• Given exercise
Print all of the entries exactly, minus the pictures.

----------------

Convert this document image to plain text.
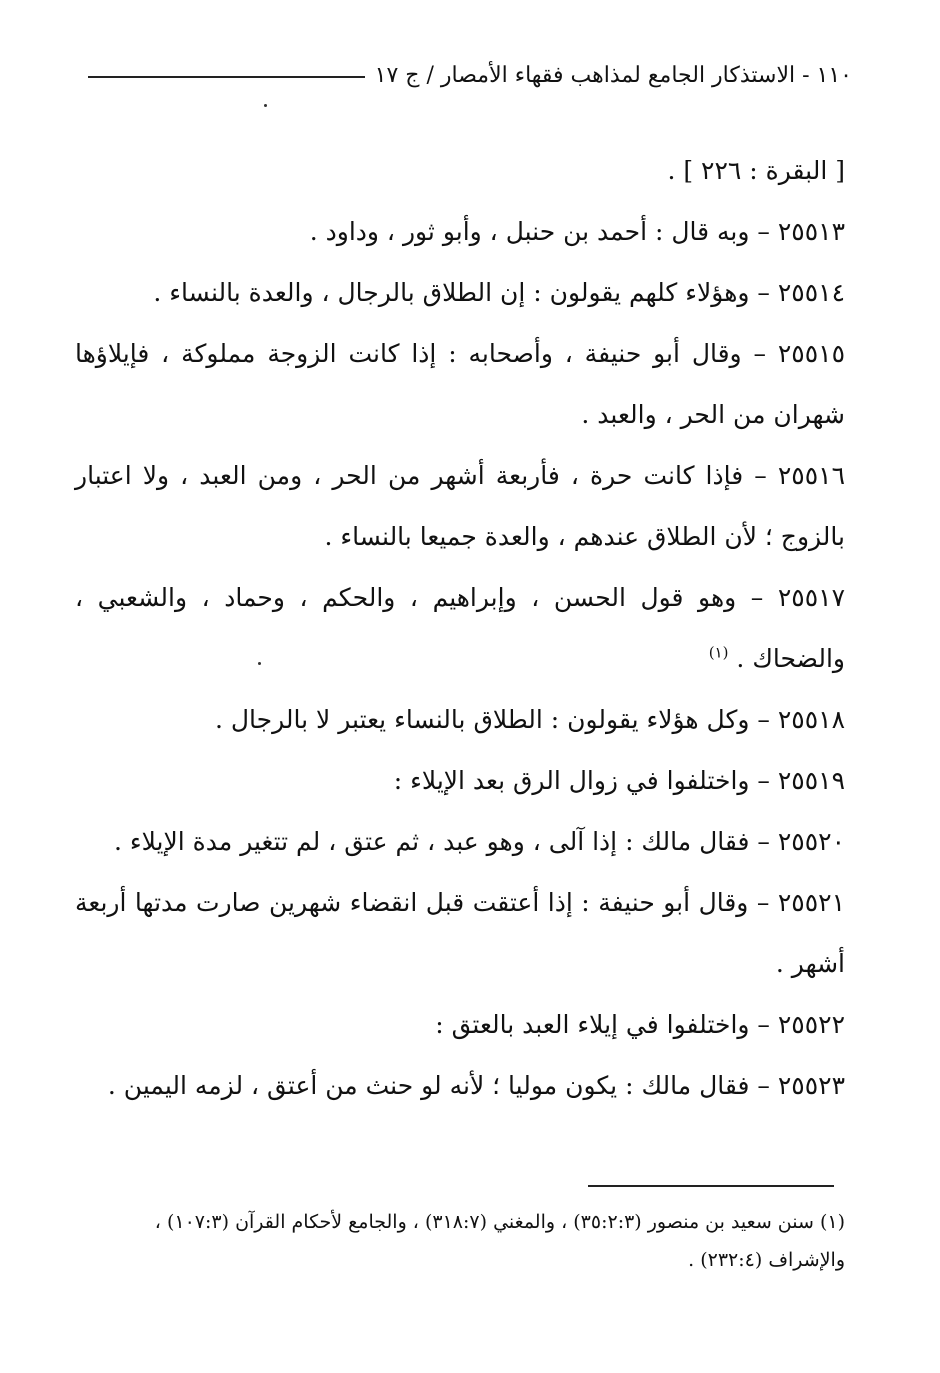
١١٠ - الاستذكار الجامع لمذاهب فقهاء الأمصار / ج ١٧

[ البقرة : ٢٢٦ ] .

٢٥٥١٣ – وبه قال : أحمد بن حنبل ، وأبو ثور ، وداود .

٢٥٥١٤ – وهؤلاء كلهم يقولون : إن الطلاق بالرجال ، والعدة بالنساء .

٢٥٥١٥ – وقال أبو حنيفة ، وأصحابه : إذا كانت الزوجة مملوكة ، فإيلاؤها شهران من الحر ، والعبد .

٢٥٥١٦ – فإذا كانت حرة ، فأربعة أشهر من الحر ، ومن العبد ، ولا اعتبار بالزوج ؛ لأن الطلاق عندهم ، والعدة جميعا بالنساء .

٢٥٥١٧ – وهو قول الحسن ، وإبراهيم ، والحكم ، وحماد ، والشعبي ، والضحاك . $^{(١)}$

٢٥٥١٨ – وكل هؤلاء يقولون : الطلاق بالنساء يعتبر لا بالرجال .

٢٥٥١٩ – واختلفوا في زوال الرق بعد الإيلاء :

٢٥٥٢٠ – فقال مالك : إذا آلى ، وهو عبد ، ثم عتق ، لم تتغير مدة الإيلاء .

٢٥٥٢١ – وقال أبو حنيفة : إذا أعتقت قبل انقضاء شهرين صارت مدتها أربعة أشهر .

٢٥٥٢٢ – واختلفوا في إيلاء العبد بالعتق :

٢٥٥٢٣ – فقال مالك : يكون موليا ؛ لأنه لو حنث من أعتق ، لزمه اليمين .

(١) سنن سعيد بن منصور (٣٥:٢:٣) ، والمغني (٣١٨:٧) ، والجامع لأحكام القرآن (١٠٧:٣) ، والإشراف (٢٣٢:٤) .
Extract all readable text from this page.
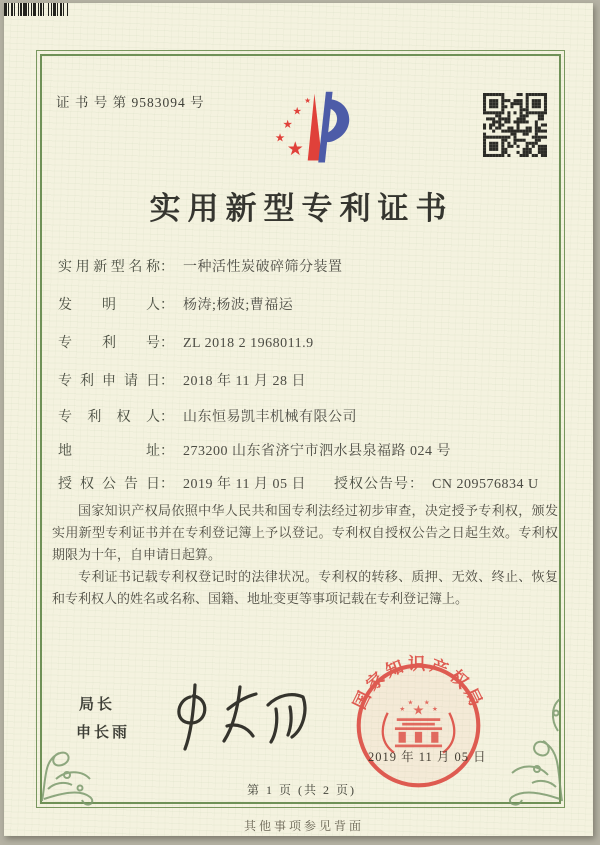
证 书 号 第 9583094 号	★
★
★
★
★
实用新型专利证书
实用新型名称： 一种活性炭破碎筛分装置
发明人： 杨涛;杨波;曹福运
专利号： ZL 2018 2 1968011.9
专利申请日： 2018 年 11 月 28 日
专利权人： 山东恒易凯丰机械有限公司
地址： 273200 山东省济宁市泗水县泉福路 024 号
授权公告日： 2019 年 11 月 05 日 授权公告号： CN 209576834 U

国家知识产权局依照中华人民共和国专利法经过初步审查，决定授予专利权，颁发实用新型专利证书并在专利登记簿上予以登记。专利权自授权公告之日起生效。专利权期限为十年，自申请日起算。

专利证书记载专利权登记时的法律状况。专利权的转移、质押、无效、终止、恢复和专利权人的姓名或名称、国籍、地址变更等事项记载在专利登记簿上。

局长
申长雨
国家知识产权局
★
★
★ ★
★
2019 年 11 月 05 日
第 1 页 (共 2 页)
其他事项参见背面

----------------

• Reply
Convert this document image to plain text.
١١٠ - الاستذكار الجامع لمذاهب فقهاء الأمصار / ج ١٧

[ البقرة : ٢٢٦ ] .

٢٥٥١٣ – وبه قال : أحمد بن حنبل ، وأبو ثور ، وداود .

٢٥٥١٤ – وهؤلاء كلهم يقولون : إن الطلاق بالرجال ، والعدة بالنساء .

٢٥٥١٥ – وقال أبو حنيفة ، وأصحابه : إذا كانت الزوجة مملوكة ، فإيلاؤها شهران من الحر ، والعبد .

٢٥٥١٦ – فإذا كانت حرة ، فأربعة أشهر من الحر ، ومن العبد ، ولا اعتبار بالزوج ؛ لأن الطلاق عندهم ، والعدة جميعا بالنساء .

٢٥٥١٧ – وهو قول الحسن ، وإبراهيم ، والحكم ، وحماد ، والشعبي ، والضحاك . $^{(١)}$

٢٥٥١٨ – وكل هؤلاء يقولون : الطلاق بالنساء يعتبر لا بالرجال .

٢٥٥١٩ – واختلفوا في زوال الرق بعد الإيلاء :

٢٥٥٢٠ – فقال مالك : إذا آلى ، وهو عبد ، ثم عتق ، لم تتغير مدة الإيلاء .

٢٥٥٢١ – وقال أبو حنيفة : إذا أعتقت قبل انقضاء شهرين صارت مدتها أربعة أشهر .

٢٥٥٢٢ – واختلفوا في إيلاء العبد بالعتق :

٢٥٥٢٣ – فقال مالك : يكون موليا ؛ لأنه لو حنث من أعتق ، لزمه اليمين .

(١) سنن سعيد بن منصور (٣٥:٢:٣) ، والمغني (٣١٨:٧) ، والجامع لأحكام القرآن (١٠٧:٣) ، والإشراف (٢٣٢:٤) .
Extract all readable text from this page.
证 书 号 第 9583094 号	★
★
★
★
★
实用新型专利证书
实用新型名称： 一种活性炭破碎筛分装置
发明人： 杨涛;杨波;曹福运
专利号： ZL 2018 2 1968011.9
专利申请日： 2018 年 11 月 28 日
专利权人： 山东恒易凯丰机械有限公司
地址： 273200 山东省济宁市泗水县泉福路 024 号
授权公告日： 2019 年 11 月 05 日 授权公告号： CN 209576834 U

国家知识产权局依照中华人民共和国专利法经过初步审查，决定授予专利权，颁发实用新型专利证书并在专利登记簿上予以登记。专利权自授权公告之日起生效。专利权期限为十年，自申请日起算。

专利证书记载专利权登记时的法律状况。专利权的转移、质押、无效、终止、恢复和专利权人的姓名或名称、国籍、地址变更等事项记载在专利登记簿上。

局长
申长雨
国家知识产权局
★
★
★ ★
★
2019 年 11 月 05 日
第 1 页 (共 2 页)
其他事项参见背面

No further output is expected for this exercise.